(Element region listings)

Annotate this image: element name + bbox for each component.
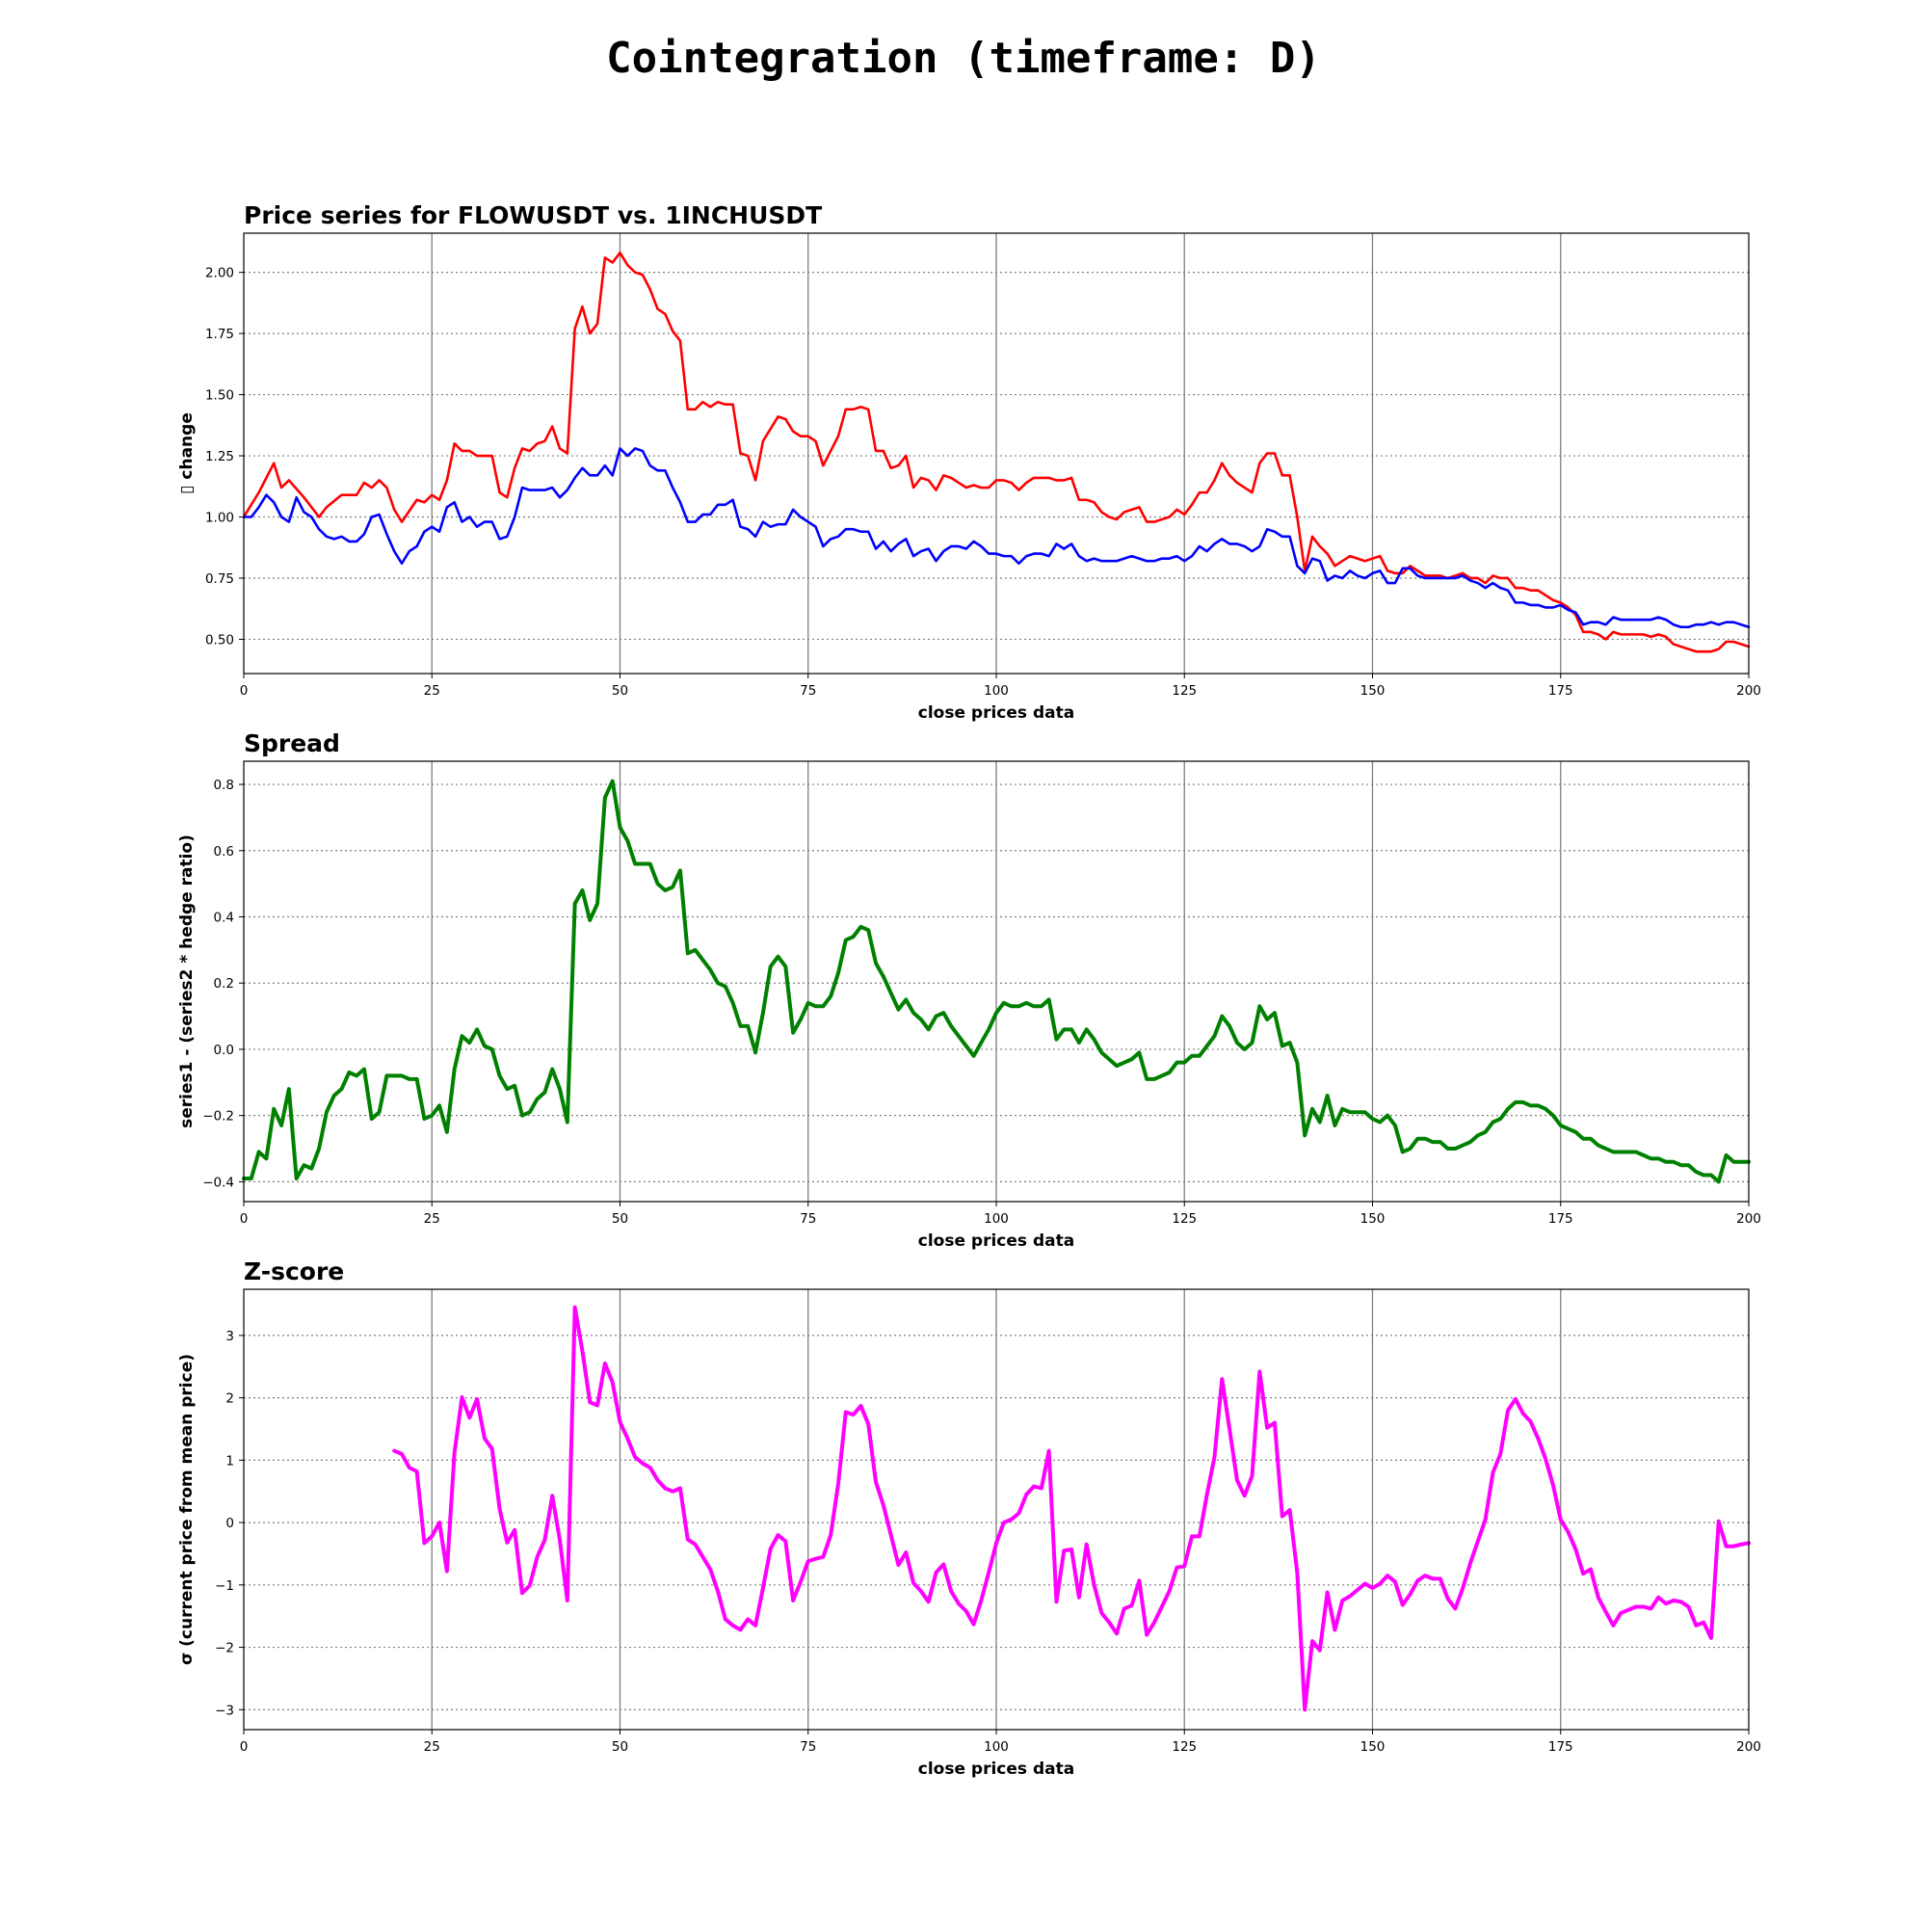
chart-2-xtick-label: 0 — [240, 1739, 249, 1755]
chart-0-axes-frame — [243, 232, 1750, 675]
chart-1-ytick-label: −0.4 — [202, 1175, 234, 1190]
chart-2-ytick-label: 2 — [225, 1391, 234, 1407]
chart-1-xtick-label: 50 — [612, 1211, 628, 1227]
panel-z-score: Z-score 0 25 50 75 100 125 150 175 200 −3 −2 −1 0 1 2 3 c… — [177, 1257, 1761, 1779]
chart-0-ytick-label: 1.25 — [205, 449, 234, 464]
chart-2-ytick-label: 0 — [225, 1516, 234, 1531]
chart-1-xtick-label: 150 — [1360, 1211, 1386, 1227]
chart-0-series-line-0 — [242, 251, 1751, 653]
chart-2-xtick-label: 200 — [1736, 1739, 1761, 1755]
chart-1-xtick-label: 0 — [240, 1211, 249, 1227]
chart-2-xtick-label: 25 — [424, 1739, 440, 1755]
chart-0-xtick-label: 75 — [800, 683, 816, 699]
chart-0-ytick-label: 1.00 — [205, 511, 234, 526]
chart-2-xtick-label: 100 — [984, 1739, 1009, 1755]
chart-2-xtick-label: 150 — [1360, 1739, 1386, 1755]
chart-1-title: Spread — [244, 729, 340, 757]
chart-0-series-line-1 — [242, 447, 1751, 629]
chart-2-xlabel: close prices data — [918, 1760, 1074, 1779]
chart-2-xtick-label: 75 — [800, 1739, 816, 1755]
chart-0-ytick-label: 2.00 — [205, 266, 234, 281]
chart-0-xtick-label: 175 — [1548, 683, 1573, 699]
chart-1-ytick-label: −0.2 — [202, 1109, 234, 1125]
chart-0-ytick-label: 0.75 — [205, 571, 234, 587]
chart-2-title: Z-score — [244, 1257, 344, 1285]
panel-price-series: Price series for FLOWUSDT vs. 1INCHUSDT 0… — [177, 201, 1761, 723]
chart-0-xtick-label: 150 — [1360, 683, 1386, 699]
chart-1-series-line-0 — [242, 779, 1751, 1184]
chart-2-ylabel: σ (current price from mean price) — [177, 1354, 197, 1665]
chart-2-ytick-label: 3 — [225, 1329, 234, 1344]
chart-2-xtick-label: 175 — [1548, 1739, 1573, 1755]
chart-1-ytick-label: 0.0 — [214, 1043, 234, 1058]
chart-1-ytick-label: 0.4 — [214, 910, 234, 925]
chart-0-xtick-label: 100 — [984, 683, 1009, 699]
chart-0-title: Price series for FLOWUSDT vs. 1INCHUSDT — [244, 201, 822, 229]
chart-1-ytick-label: 0.8 — [214, 778, 234, 793]
figure-suptitle: Cointegration (timeframe: D) — [606, 34, 1321, 83]
chart-0-ytick-label: 1.75 — [205, 327, 234, 342]
chart-0-ytick-label: 1.50 — [205, 388, 234, 404]
chart-0-xtick-label: 125 — [1172, 683, 1197, 699]
chart-0-xtick-label: 50 — [612, 683, 628, 699]
chart-1-xtick-label: 75 — [800, 1211, 816, 1227]
chart-2-xtick-label: 50 — [612, 1739, 628, 1755]
chart-1-axes-frame — [243, 760, 1750, 1203]
chart-0-xtick-label: 25 — [424, 683, 440, 699]
chart-2-xtick-label: 125 — [1172, 1739, 1197, 1755]
chart-1-xtick-label: 100 — [984, 1211, 1009, 1227]
chart-0-xtick-label: 200 — [1736, 683, 1761, 699]
panel-spread: Spread 0 25 50 75 100 125 150 175 200 −0.4 −0.2 0.0 0… — [177, 729, 1761, 1251]
chart-0-xlabel: close prices data — [918, 703, 1074, 723]
chart-1-xtick-label: 125 — [1172, 1211, 1197, 1227]
chart-0-xtick-label: 0 — [240, 683, 249, 699]
chart-1-xtick-label: 200 — [1736, 1211, 1761, 1227]
chart-2-axes-frame — [243, 1288, 1750, 1731]
chart-1-ylabel: series1 - (series2 * hedge ratio) — [177, 834, 197, 1128]
chart-2-series-line-0 — [392, 1305, 1751, 1712]
chart-0-ytick-label: 0.50 — [205, 632, 234, 648]
chart-2-ytick-label: −1 — [215, 1578, 234, 1594]
chart-2-ytick-label: −3 — [215, 1703, 234, 1718]
chart-1-xtick-label: 175 — [1548, 1211, 1573, 1227]
chart-0-ylabel: ▯ change — [177, 412, 197, 494]
chart-1-xlabel: close prices data — [918, 1231, 1074, 1251]
chart-2-ytick-label: 1 — [225, 1453, 234, 1469]
chart-1-ytick-label: 0.2 — [214, 976, 234, 992]
chart-2-ytick-label: −2 — [215, 1641, 234, 1656]
chart-1-xtick-label: 25 — [424, 1211, 440, 1227]
chart-1-ytick-label: 0.6 — [214, 844, 234, 860]
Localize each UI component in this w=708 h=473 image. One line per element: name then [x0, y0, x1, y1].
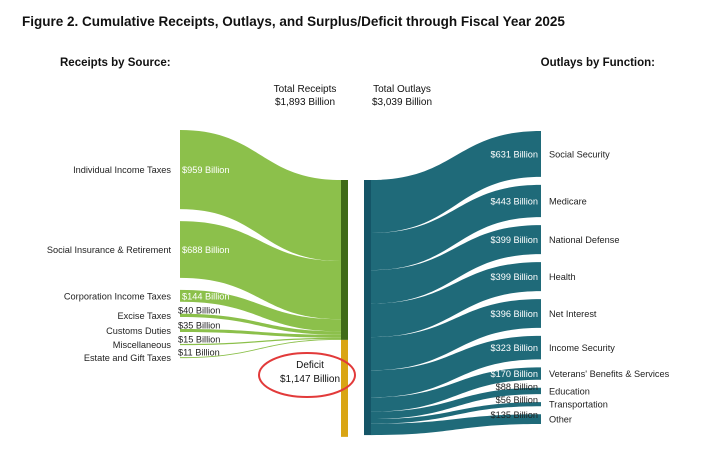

What the task requires →
Please copy every one of these lines verbatim, leaving out the pictures.

Exercise response →
Annotate this image: element name + bbox for each component.
chart-2-xtick-label: 0 — [240, 1739, 249, 1755]
chart-0-axes-frame — [243, 232, 1750, 675]
chart-1-ytick-label: −0.4 — [202, 1175, 234, 1190]
chart-2-ytick-label: 2 — [225, 1391, 234, 1407]
chart-1-xtick-label: 50 — [612, 1211, 628, 1227]
panel-z-score: Z-score 0 25 50 75 100 125 150 175 200 −3 −2 −1 0 1 2 3 c… — [177, 1257, 1761, 1779]
chart-0-ytick-label: 1.25 — [205, 449, 234, 464]
chart-2-ytick-label: 0 — [225, 1516, 234, 1531]
chart-1-xtick-label: 150 — [1360, 1211, 1386, 1227]
chart-0-series-line-0 — [242, 251, 1751, 653]
chart-2-xtick-label: 200 — [1736, 1739, 1761, 1755]
chart-1-xtick-label: 0 — [240, 1211, 249, 1227]
chart-2-xtick-label: 25 — [424, 1739, 440, 1755]
chart-0-xtick-label: 75 — [800, 683, 816, 699]
chart-0-ytick-label: 1.00 — [205, 511, 234, 526]
chart-2-xtick-label: 100 — [984, 1739, 1009, 1755]
chart-2-xtick-label: 150 — [1360, 1739, 1386, 1755]
chart-1-title: Spread — [244, 729, 340, 757]
chart-0-series-line-1 — [242, 447, 1751, 629]
chart-2-xlabel: close prices data — [918, 1760, 1074, 1779]
chart-2-xtick-label: 75 — [800, 1739, 816, 1755]
chart-0-ytick-label: 2.00 — [205, 266, 234, 281]
chart-0-xtick-label: 175 — [1548, 683, 1573, 699]
chart-1-ytick-label: −0.2 — [202, 1109, 234, 1125]
chart-0-ytick-label: 0.75 — [205, 571, 234, 587]
chart-2-title: Z-score — [244, 1257, 344, 1285]
panel-price-series: Price series for FLOWUSDT vs. 1INCHUSDT 0… — [177, 201, 1761, 723]
chart-0-xtick-label: 150 — [1360, 683, 1386, 699]
chart-1-series-line-0 — [242, 779, 1751, 1184]
chart-2-ylabel: σ (current price from mean price) — [177, 1354, 197, 1665]
chart-2-ytick-label: 3 — [225, 1329, 234, 1344]
chart-2-xtick-label: 175 — [1548, 1739, 1573, 1755]
chart-1-ytick-label: 0.0 — [214, 1043, 234, 1058]
chart-1-ytick-label: 0.4 — [214, 910, 234, 925]
chart-0-xtick-label: 100 — [984, 683, 1009, 699]
chart-0-title: Price series for FLOWUSDT vs. 1INCHUSDT — [244, 201, 822, 229]
chart-1-ytick-label: 0.8 — [214, 778, 234, 793]
figure-suptitle: Cointegration (timeframe: D) — [606, 34, 1321, 83]
chart-0-ytick-label: 1.75 — [205, 327, 234, 342]
chart-0-ytick-label: 1.50 — [205, 388, 234, 404]
chart-0-xtick-label: 125 — [1172, 683, 1197, 699]
chart-0-xtick-label: 50 — [612, 683, 628, 699]
chart-1-xtick-label: 75 — [800, 1211, 816, 1227]
chart-2-xtick-label: 50 — [612, 1739, 628, 1755]
chart-1-axes-frame — [243, 760, 1750, 1203]
chart-0-xtick-label: 25 — [424, 683, 440, 699]
chart-2-xtick-label: 125 — [1172, 1739, 1197, 1755]
chart-1-xtick-label: 100 — [984, 1211, 1009, 1227]
chart-0-xtick-label: 200 — [1736, 683, 1761, 699]
panel-spread: Spread 0 25 50 75 100 125 150 175 200 −0.4 −0.2 0.0 0… — [177, 729, 1761, 1251]
chart-0-xlabel: close prices data — [918, 703, 1074, 723]
chart-1-xtick-label: 125 — [1172, 1211, 1197, 1227]
chart-0-xtick-label: 0 — [240, 683, 249, 699]
chart-1-xtick-label: 200 — [1736, 1211, 1761, 1227]
chart-2-axes-frame — [243, 1288, 1750, 1731]
chart-1-ylabel: series1 - (series2 * hedge ratio) — [177, 834, 197, 1128]
chart-2-series-line-0 — [392, 1305, 1751, 1712]
chart-0-ytick-label: 0.50 — [205, 632, 234, 648]
chart-2-ytick-label: −1 — [215, 1578, 234, 1594]
chart-2-ytick-label: −3 — [215, 1703, 234, 1718]
chart-1-xtick-label: 175 — [1548, 1211, 1573, 1227]
chart-0-ylabel: ▯ change — [177, 412, 197, 494]
chart-1-xlabel: close prices data — [918, 1231, 1074, 1251]
chart-2-ytick-label: 1 — [225, 1453, 234, 1469]
chart-1-ytick-label: 0.2 — [214, 976, 234, 992]
chart-2-ytick-label: −2 — [215, 1641, 234, 1656]
chart-1-xtick-label: 25 — [424, 1211, 440, 1227]
chart-1-ytick-label: 0.6 — [214, 844, 234, 860]
Localize each UI component in this w=708 h=473 image. One line per element: name then [x0, y0, x1, y1].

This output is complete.